TASK BRIEF:
From the entries below, copy every line where the string "JSON" appears.

SUPPLIED MATERIAL:
*-*-*
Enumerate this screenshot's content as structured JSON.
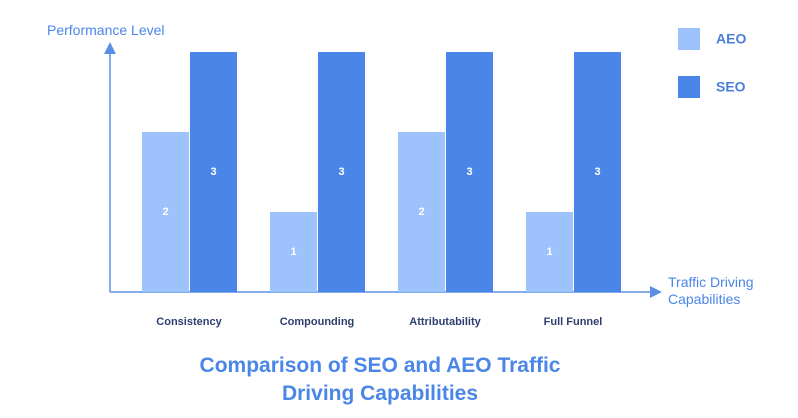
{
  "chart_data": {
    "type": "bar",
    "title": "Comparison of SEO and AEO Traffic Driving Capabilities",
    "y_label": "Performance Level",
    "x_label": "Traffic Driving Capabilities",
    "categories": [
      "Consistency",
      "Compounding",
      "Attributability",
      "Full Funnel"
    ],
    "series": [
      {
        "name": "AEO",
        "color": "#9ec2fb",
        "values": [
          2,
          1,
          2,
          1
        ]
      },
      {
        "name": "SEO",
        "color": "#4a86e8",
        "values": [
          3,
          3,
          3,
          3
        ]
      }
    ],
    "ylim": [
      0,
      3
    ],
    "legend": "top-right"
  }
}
*-*-*
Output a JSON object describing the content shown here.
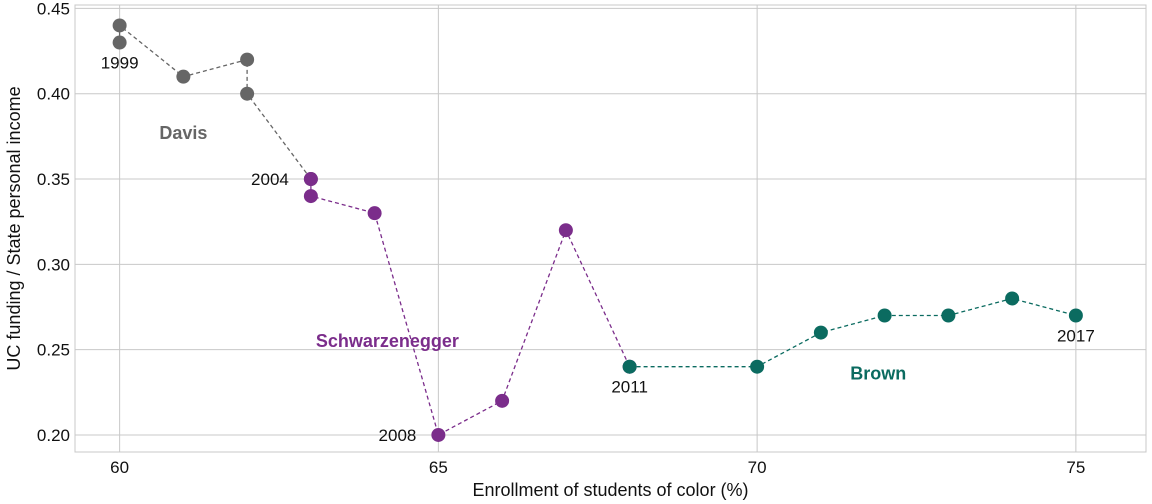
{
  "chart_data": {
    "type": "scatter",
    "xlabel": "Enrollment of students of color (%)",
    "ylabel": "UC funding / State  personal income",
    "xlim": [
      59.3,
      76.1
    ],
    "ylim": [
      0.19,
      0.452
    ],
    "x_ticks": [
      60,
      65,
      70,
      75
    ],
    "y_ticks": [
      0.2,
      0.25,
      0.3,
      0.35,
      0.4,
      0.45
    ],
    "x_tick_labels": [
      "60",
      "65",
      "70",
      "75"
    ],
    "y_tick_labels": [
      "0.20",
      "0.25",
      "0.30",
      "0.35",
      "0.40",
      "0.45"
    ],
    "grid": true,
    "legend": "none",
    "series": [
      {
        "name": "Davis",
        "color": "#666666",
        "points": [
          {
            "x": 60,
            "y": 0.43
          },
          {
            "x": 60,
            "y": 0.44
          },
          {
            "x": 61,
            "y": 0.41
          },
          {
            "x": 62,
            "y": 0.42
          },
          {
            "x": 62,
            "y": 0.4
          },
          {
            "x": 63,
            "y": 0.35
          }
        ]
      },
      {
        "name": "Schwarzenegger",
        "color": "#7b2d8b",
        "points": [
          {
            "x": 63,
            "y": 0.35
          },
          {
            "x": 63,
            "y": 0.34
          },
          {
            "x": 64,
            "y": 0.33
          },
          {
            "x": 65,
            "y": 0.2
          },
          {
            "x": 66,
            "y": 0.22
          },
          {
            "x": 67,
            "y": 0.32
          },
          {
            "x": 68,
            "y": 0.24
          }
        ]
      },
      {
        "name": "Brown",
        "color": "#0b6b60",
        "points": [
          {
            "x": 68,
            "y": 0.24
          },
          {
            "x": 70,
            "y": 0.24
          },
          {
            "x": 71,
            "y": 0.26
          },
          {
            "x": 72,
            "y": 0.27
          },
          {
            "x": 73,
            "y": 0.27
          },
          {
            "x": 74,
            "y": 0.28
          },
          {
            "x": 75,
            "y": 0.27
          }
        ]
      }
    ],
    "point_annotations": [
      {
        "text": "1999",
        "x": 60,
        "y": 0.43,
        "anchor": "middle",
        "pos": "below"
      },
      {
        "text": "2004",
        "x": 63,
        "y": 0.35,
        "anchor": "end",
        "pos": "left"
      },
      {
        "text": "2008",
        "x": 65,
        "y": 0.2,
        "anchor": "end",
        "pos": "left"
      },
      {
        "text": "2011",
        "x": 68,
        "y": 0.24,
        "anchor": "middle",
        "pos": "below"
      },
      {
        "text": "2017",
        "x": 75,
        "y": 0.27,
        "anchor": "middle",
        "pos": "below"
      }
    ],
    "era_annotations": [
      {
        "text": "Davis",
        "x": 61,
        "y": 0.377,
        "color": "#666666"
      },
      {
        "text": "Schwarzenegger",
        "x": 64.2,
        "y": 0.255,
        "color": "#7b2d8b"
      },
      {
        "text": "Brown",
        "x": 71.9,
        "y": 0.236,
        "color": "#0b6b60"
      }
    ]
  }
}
*-*-*
PROBLEM SOLUTION:
Enumerate this screenshot's content as structured JSON.
Output a JSON object describing the content shown here.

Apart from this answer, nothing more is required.